WHAT IS EXPECTED: Every record below should be transcribed exactly. Omit the images.

Data excerpts:

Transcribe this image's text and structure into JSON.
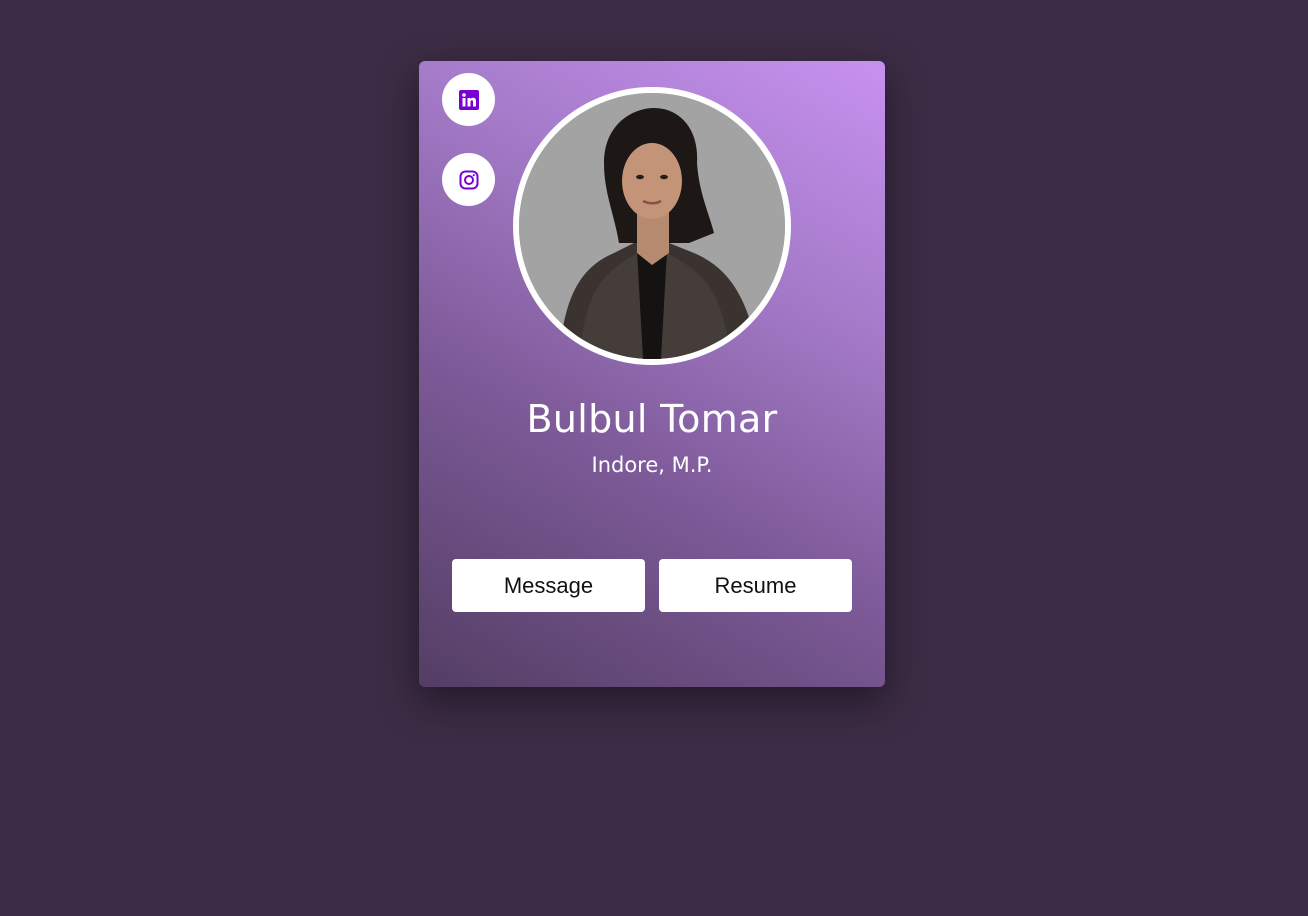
{
  "profile": {
    "name": "Bulbul Tomar",
    "location": "Indore, M.P."
  },
  "buttons": {
    "message_label": "Message",
    "resume_label": "Resume"
  },
  "social": [
    {
      "icon": "linkedin-icon",
      "color": "#7b00d4"
    },
    {
      "icon": "instagram-icon",
      "color": "#7b00d4"
    }
  ],
  "colors": {
    "page_background": "#3c2c45",
    "card_gradient": [
      "#c791f0",
      "#a47ac8",
      "#7d5a98",
      "#533e64"
    ],
    "avatar_background": "#a3a3a3"
  }
}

ANSWER TO THE TASK:
Transcribe this image's text and structure into JSON.
{
  "profile": {
    "name": "Bulbul Tomar",
    "location": "Indore, M.P."
  },
  "buttons": {
    "message_label": "Message",
    "resume_label": "Resume"
  },
  "social": [
    {
      "icon": "linkedin-icon",
      "color": "#7b00d4"
    },
    {
      "icon": "instagram-icon",
      "color": "#7b00d4"
    }
  ],
  "colors": {
    "page_background": "#3c2c45",
    "card_gradient": [
      "#c791f0",
      "#a47ac8",
      "#7d5a98",
      "#533e64"
    ],
    "avatar_background": "#a3a3a3"
  }
}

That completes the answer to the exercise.